GIVEN TASK | Can you output the material exactly as written, minus any pictures it holds?

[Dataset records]
-----

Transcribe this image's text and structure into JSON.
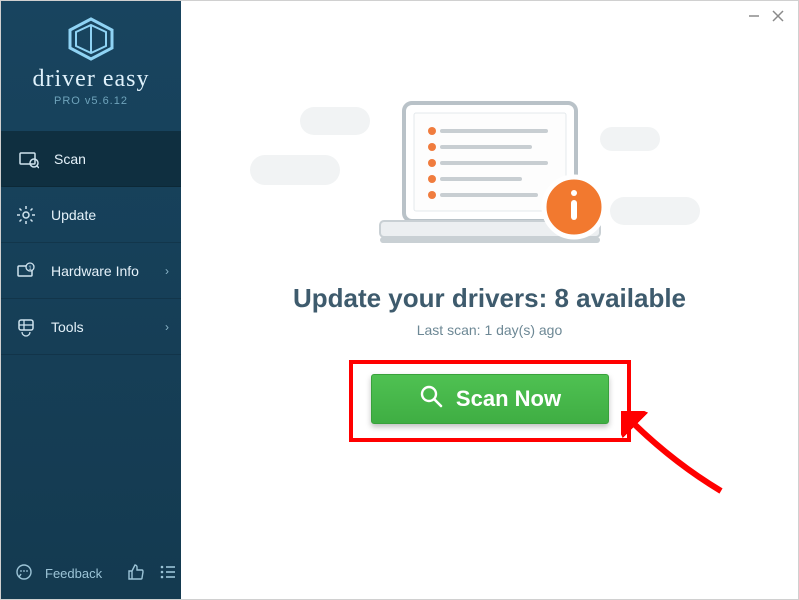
{
  "brand": {
    "name": "driver easy",
    "sub": "PRO v5.6.12"
  },
  "sidebar": {
    "items": [
      {
        "label": "Scan"
      },
      {
        "label": "Update"
      },
      {
        "label": "Hardware Info"
      },
      {
        "label": "Tools"
      }
    ],
    "feedback": "Feedback"
  },
  "main": {
    "headline": "Update your drivers: 8 available",
    "subline": "Last scan: 1 day(s) ago",
    "scan_label": "Scan Now"
  }
}
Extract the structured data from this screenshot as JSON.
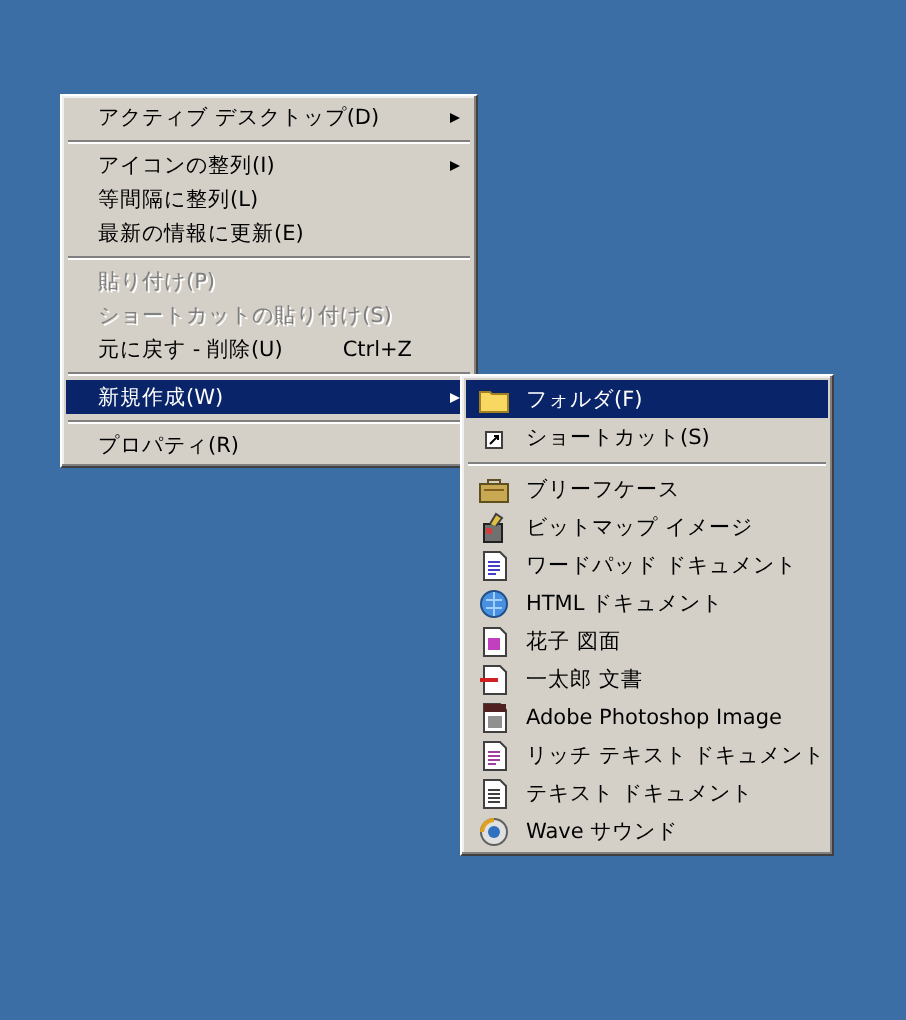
{
  "context_menu": {
    "items": [
      {
        "kind": "item",
        "label": "アクティブ デスクトップ(D)",
        "has_submenu": true,
        "disabled": false,
        "selected": false
      },
      {
        "kind": "separator"
      },
      {
        "kind": "item",
        "label": "アイコンの整列(I)",
        "has_submenu": true,
        "disabled": false,
        "selected": false
      },
      {
        "kind": "item",
        "label": "等間隔に整列(L)",
        "has_submenu": false,
        "disabled": false,
        "selected": false
      },
      {
        "kind": "item",
        "label": "最新の情報に更新(E)",
        "has_submenu": false,
        "disabled": false,
        "selected": false
      },
      {
        "kind": "separator"
      },
      {
        "kind": "item",
        "label": "貼り付け(P)",
        "has_submenu": false,
        "disabled": true,
        "selected": false
      },
      {
        "kind": "item",
        "label": "ショートカットの貼り付け(S)",
        "has_submenu": false,
        "disabled": true,
        "selected": false
      },
      {
        "kind": "item",
        "label": "元に戻す - 削除(U)",
        "shortcut": "Ctrl+Z",
        "has_submenu": false,
        "disabled": false,
        "selected": false
      },
      {
        "kind": "separator"
      },
      {
        "kind": "item",
        "label": "新規作成(W)",
        "has_submenu": true,
        "disabled": false,
        "selected": true
      },
      {
        "kind": "separator"
      },
      {
        "kind": "item",
        "label": "プロパティ(R)",
        "has_submenu": false,
        "disabled": false,
        "selected": false
      }
    ]
  },
  "new_submenu": {
    "items": [
      {
        "kind": "item",
        "label": "フォルダ(F)",
        "selected": true
      },
      {
        "kind": "item",
        "label": "ショートカット(S)",
        "selected": false
      },
      {
        "kind": "separator"
      },
      {
        "kind": "item",
        "label": "ブリーフケース",
        "selected": false
      },
      {
        "kind": "item",
        "label": "ビットマップ イメージ",
        "selected": false
      },
      {
        "kind": "item",
        "label": "ワードパッド ドキュメント",
        "selected": false
      },
      {
        "kind": "item",
        "label": "HTML ドキュメント",
        "selected": false
      },
      {
        "kind": "item",
        "label": "花子 図面",
        "selected": false
      },
      {
        "kind": "item",
        "label": "一太郎 文書",
        "selected": false
      },
      {
        "kind": "item",
        "label": "Adobe Photoshop Image",
        "selected": false
      },
      {
        "kind": "item",
        "label": "リッチ テキスト ドキュメント",
        "selected": false
      },
      {
        "kind": "item",
        "label": "テキスト ドキュメント",
        "selected": false
      },
      {
        "kind": "item",
        "label": "Wave サウンド",
        "selected": false
      }
    ]
  }
}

-----

SOLUTION TO THIS PROBLEM |
Transcribe this image's text and structure into JSON.
{
  "brand": {
    "name": "driver easy",
    "sub": "PRO v5.6.12"
  },
  "sidebar": {
    "items": [
      {
        "label": "Scan"
      },
      {
        "label": "Update"
      },
      {
        "label": "Hardware Info"
      },
      {
        "label": "Tools"
      }
    ],
    "feedback": "Feedback"
  },
  "main": {
    "headline": "Update your drivers: 8 available",
    "subline": "Last scan: 1 day(s) ago",
    "scan_label": "Scan Now"
  }
}
Extract the structured data from this screenshot as JSON.
{
  "context_menu": {
    "items": [
      {
        "kind": "item",
        "label": "アクティブ デスクトップ(D)",
        "has_submenu": true,
        "disabled": false,
        "selected": false
      },
      {
        "kind": "separator"
      },
      {
        "kind": "item",
        "label": "アイコンの整列(I)",
        "has_submenu": true,
        "disabled": false,
        "selected": false
      },
      {
        "kind": "item",
        "label": "等間隔に整列(L)",
        "has_submenu": false,
        "disabled": false,
        "selected": false
      },
      {
        "kind": "item",
        "label": "最新の情報に更新(E)",
        "has_submenu": false,
        "disabled": false,
        "selected": false
      },
      {
        "kind": "separator"
      },
      {
        "kind": "item",
        "label": "貼り付け(P)",
        "has_submenu": false,
        "disabled": true,
        "selected": false
      },
      {
        "kind": "item",
        "label": "ショートカットの貼り付け(S)",
        "has_submenu": false,
        "disabled": true,
        "selected": false
      },
      {
        "kind": "item",
        "label": "元に戻す - 削除(U)",
        "shortcut": "Ctrl+Z",
        "has_submenu": false,
        "disabled": false,
        "selected": false
      },
      {
        "kind": "separator"
      },
      {
        "kind": "item",
        "label": "新規作成(W)",
        "has_submenu": true,
        "disabled": false,
        "selected": true
      },
      {
        "kind": "separator"
      },
      {
        "kind": "item",
        "label": "プロパティ(R)",
        "has_submenu": false,
        "disabled": false,
        "selected": false
      }
    ]
  },
  "new_submenu": {
    "items": [
      {
        "kind": "item",
        "label": "フォルダ(F)",
        "selected": true
      },
      {
        "kind": "item",
        "label": "ショートカット(S)",
        "selected": false
      },
      {
        "kind": "separator"
      },
      {
        "kind": "item",
        "label": "ブリーフケース",
        "selected": false
      },
      {
        "kind": "item",
        "label": "ビットマップ イメージ",
        "selected": false
      },
      {
        "kind": "item",
        "label": "ワードパッド ドキュメント",
        "selected": false
      },
      {
        "kind": "item",
        "label": "HTML ドキュメント",
        "selected": false
      },
      {
        "kind": "item",
        "label": "花子 図面",
        "selected": false
      },
      {
        "kind": "item",
        "label": "一太郎 文書",
        "selected": false
      },
      {
        "kind": "item",
        "label": "Adobe Photoshop Image",
        "selected": false
      },
      {
        "kind": "item",
        "label": "リッチ テキスト ドキュメント",
        "selected": false
      },
      {
        "kind": "item",
        "label": "テキスト ドキュメント",
        "selected": false
      },
      {
        "kind": "item",
        "label": "Wave サウンド",
        "selected": false
      }
    ]
  }
}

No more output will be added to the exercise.